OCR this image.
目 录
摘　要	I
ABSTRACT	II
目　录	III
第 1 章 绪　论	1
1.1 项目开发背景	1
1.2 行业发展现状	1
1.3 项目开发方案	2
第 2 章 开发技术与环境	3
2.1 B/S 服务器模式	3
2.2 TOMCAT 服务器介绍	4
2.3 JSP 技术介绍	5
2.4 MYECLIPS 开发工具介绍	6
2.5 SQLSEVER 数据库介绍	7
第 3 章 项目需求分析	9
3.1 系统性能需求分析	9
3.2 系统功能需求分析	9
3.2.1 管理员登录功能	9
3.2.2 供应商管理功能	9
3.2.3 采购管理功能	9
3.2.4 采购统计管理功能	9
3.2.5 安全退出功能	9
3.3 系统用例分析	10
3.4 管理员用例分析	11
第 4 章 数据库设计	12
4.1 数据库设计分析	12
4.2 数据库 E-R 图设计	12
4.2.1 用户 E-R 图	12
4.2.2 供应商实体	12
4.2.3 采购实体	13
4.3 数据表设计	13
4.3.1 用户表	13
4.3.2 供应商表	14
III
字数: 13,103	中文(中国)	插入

————

→ EXERCISE:
Copy all of the material word for word.

→ FINAL RESULT:
OCR this image.
目 录
摘　要	I
ABSTRACT	II
目　录	III
第 1 章 绪　论	1
1.1 项目开发背景	1
1.2 行业发展现状	1
1.3 项目开发方案	2
第 2 章 开发技术与环境	3
2.1 B/S 服务器模式	3
2.2 TOMCAT 服务器介绍	4
2.3 JSP 技术介绍	5
2.4 MYECLIPS 开发工具介绍	6
2.5 SQLSEVER 数据库介绍	7
第 3 章 项目需求分析	9
3.1 系统性能需求分析	9
3.2 系统功能需求分析	9
3.2.1 管理员登录功能	9
3.2.2 供应商管理功能	9
3.2.3 采购管理功能	9
3.2.4 采购统计管理功能	9
3.2.5 安全退出功能	9
3.3 系统用例分析	10
3.4 管理员用例分析	11
第 4 章 数据库设计	12
4.1 数据库设计分析	12
4.2 数据库 E-R 图设计	12
4.2.1 用户 E-R 图	12
4.2.2 供应商实体	12
4.2.3 采购实体	13
4.3 数据表设计	13
4.3.1 用户表	13
4.3.2 供应商表	14
III
字数: 13,103	中文(中国)	插入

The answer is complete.